● WHAT IS REQUIRED: Write out the whole listing, matching it exactly.

● RECORDS SHOWN:

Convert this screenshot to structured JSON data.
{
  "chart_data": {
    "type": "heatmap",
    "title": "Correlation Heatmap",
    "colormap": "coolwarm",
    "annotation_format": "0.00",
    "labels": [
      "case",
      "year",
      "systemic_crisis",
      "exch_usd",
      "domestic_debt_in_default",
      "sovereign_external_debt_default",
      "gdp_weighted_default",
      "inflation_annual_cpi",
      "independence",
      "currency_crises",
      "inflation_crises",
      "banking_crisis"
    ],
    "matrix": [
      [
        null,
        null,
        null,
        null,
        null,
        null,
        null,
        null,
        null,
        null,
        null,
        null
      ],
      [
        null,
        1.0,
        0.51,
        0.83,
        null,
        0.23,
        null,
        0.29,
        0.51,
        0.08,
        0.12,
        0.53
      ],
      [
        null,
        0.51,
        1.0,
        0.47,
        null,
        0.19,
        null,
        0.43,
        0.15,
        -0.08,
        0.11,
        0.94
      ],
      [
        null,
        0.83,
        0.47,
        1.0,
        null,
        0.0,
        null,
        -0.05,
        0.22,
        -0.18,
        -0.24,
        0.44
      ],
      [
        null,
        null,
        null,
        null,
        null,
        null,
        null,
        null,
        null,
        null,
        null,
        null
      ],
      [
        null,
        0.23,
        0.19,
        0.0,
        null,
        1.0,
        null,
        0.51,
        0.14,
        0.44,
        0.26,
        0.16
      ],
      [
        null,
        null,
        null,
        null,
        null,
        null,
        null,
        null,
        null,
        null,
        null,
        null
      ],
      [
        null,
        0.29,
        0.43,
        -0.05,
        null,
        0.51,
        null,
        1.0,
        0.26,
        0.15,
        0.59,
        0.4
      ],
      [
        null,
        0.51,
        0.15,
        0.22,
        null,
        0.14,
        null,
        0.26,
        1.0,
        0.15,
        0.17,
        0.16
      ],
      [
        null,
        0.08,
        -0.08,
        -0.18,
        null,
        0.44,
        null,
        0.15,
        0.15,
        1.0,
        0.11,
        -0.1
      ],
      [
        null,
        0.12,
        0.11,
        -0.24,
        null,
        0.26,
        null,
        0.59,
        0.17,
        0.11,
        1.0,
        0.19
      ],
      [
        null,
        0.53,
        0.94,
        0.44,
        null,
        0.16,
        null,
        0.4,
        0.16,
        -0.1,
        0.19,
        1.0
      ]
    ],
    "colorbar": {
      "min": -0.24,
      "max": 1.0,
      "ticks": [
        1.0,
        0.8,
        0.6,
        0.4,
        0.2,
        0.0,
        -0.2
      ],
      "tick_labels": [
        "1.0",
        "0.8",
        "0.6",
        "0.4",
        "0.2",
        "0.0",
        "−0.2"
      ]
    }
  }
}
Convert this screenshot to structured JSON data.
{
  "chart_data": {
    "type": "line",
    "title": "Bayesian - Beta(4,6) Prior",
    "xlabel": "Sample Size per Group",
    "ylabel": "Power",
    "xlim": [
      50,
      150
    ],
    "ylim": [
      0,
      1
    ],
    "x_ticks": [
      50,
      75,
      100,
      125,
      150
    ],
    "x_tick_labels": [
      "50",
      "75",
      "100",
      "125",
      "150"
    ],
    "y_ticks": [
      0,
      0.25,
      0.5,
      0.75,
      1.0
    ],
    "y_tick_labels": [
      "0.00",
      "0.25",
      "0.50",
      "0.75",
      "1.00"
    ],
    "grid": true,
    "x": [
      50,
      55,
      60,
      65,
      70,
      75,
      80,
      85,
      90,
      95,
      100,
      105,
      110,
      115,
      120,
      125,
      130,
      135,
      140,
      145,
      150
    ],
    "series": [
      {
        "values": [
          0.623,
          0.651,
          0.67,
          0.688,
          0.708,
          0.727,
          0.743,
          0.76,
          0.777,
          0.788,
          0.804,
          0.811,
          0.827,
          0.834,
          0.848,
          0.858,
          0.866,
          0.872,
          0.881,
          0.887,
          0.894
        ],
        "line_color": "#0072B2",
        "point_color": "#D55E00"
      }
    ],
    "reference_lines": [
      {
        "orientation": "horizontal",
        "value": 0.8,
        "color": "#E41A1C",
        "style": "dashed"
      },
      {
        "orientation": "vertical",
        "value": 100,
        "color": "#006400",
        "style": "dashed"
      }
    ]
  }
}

● COMPLETE OUTPUT:
Convert this screenshot to structured JSON data.
{
  "chart_data": {
    "type": "heatmap",
    "title": "Correlation Heatmap",
    "colormap": "coolwarm",
    "annotation_format": "0.00",
    "labels": [
      "case",
      "year",
      "systemic_crisis",
      "exch_usd",
      "domestic_debt_in_default",
      "sovereign_external_debt_default",
      "gdp_weighted_default",
      "inflation_annual_cpi",
      "independence",
      "currency_crises",
      "inflation_crises",
      "banking_crisis"
    ],
    "matrix": [
      [
        null,
        null,
        null,
        null,
        null,
        null,
        null,
        null,
        null,
        null,
        null,
        null
      ],
      [
        null,
        1.0,
        0.51,
        0.83,
        null,
        0.23,
        null,
        0.29,
        0.51,
        0.08,
        0.12,
        0.53
      ],
      [
        null,
        0.51,
        1.0,
        0.47,
        null,
        0.19,
        null,
        0.43,
        0.15,
        -0.08,
        0.11,
        0.94
      ],
      [
        null,
        0.83,
        0.47,
        1.0,
        null,
        0.0,
        null,
        -0.05,
        0.22,
        -0.18,
        -0.24,
        0.44
      ],
      [
        null,
        null,
        null,
        null,
        null,
        null,
        null,
        null,
        null,
        null,
        null,
        null
      ],
      [
        null,
        0.23,
        0.19,
        0.0,
        null,
        1.0,
        null,
        0.51,
        0.14,
        0.44,
        0.26,
        0.16
      ],
      [
        null,
        null,
        null,
        null,
        null,
        null,
        null,
        null,
        null,
        null,
        null,
        null
      ],
      [
        null,
        0.29,
        0.43,
        -0.05,
        null,
        0.51,
        null,
        1.0,
        0.26,
        0.15,
        0.59,
        0.4
      ],
      [
        null,
        0.51,
        0.15,
        0.22,
        null,
        0.14,
        null,
        0.26,
        1.0,
        0.15,
        0.17,
        0.16
      ],
      [
        null,
        0.08,
        -0.08,
        -0.18,
        null,
        0.44,
        null,
        0.15,
        0.15,
        1.0,
        0.11,
        -0.1
      ],
      [
        null,
        0.12,
        0.11,
        -0.24,
        null,
        0.26,
        null,
        0.59,
        0.17,
        0.11,
        1.0,
        0.19
      ],
      [
        null,
        0.53,
        0.94,
        0.44,
        null,
        0.16,
        null,
        0.4,
        0.16,
        -0.1,
        0.19,
        1.0
      ]
    ],
    "colorbar": {
      "min": -0.24,
      "max": 1.0,
      "ticks": [
        1.0,
        0.8,
        0.6,
        0.4,
        0.2,
        0.0,
        -0.2
      ],
      "tick_labels": [
        "1.0",
        "0.8",
        "0.6",
        "0.4",
        "0.2",
        "0.0",
        "−0.2"
      ]
    }
  }
}
Convert this screenshot to structured JSON data.
{
  "chart_data": {
    "type": "line",
    "title": "Bayesian - Beta(4,6) Prior",
    "xlabel": "Sample Size per Group",
    "ylabel": "Power",
    "xlim": [
      50,
      150
    ],
    "ylim": [
      0,
      1
    ],
    "x_ticks": [
      50,
      75,
      100,
      125,
      150
    ],
    "x_tick_labels": [
      "50",
      "75",
      "100",
      "125",
      "150"
    ],
    "y_ticks": [
      0,
      0.25,
      0.5,
      0.75,
      1.0
    ],
    "y_tick_labels": [
      "0.00",
      "0.25",
      "0.50",
      "0.75",
      "1.00"
    ],
    "grid": true,
    "x": [
      50,
      55,
      60,
      65,
      70,
      75,
      80,
      85,
      90,
      95,
      100,
      105,
      110,
      115,
      120,
      125,
      130,
      135,
      140,
      145,
      150
    ],
    "series": [
      {
        "values": [
          0.623,
          0.651,
          0.67,
          0.688,
          0.708,
          0.727,
          0.743,
          0.76,
          0.777,
          0.788,
          0.804,
          0.811,
          0.827,
          0.834,
          0.848,
          0.858,
          0.866,
          0.872,
          0.881,
          0.887,
          0.894
        ],
        "line_color": "#0072B2",
        "point_color": "#D55E00"
      }
    ],
    "reference_lines": [
      {
        "orientation": "horizontal",
        "value": 0.8,
        "color": "#E41A1C",
        "style": "dashed"
      },
      {
        "orientation": "vertical",
        "value": 100,
        "color": "#006400",
        "style": "dashed"
      }
    ]
  }
}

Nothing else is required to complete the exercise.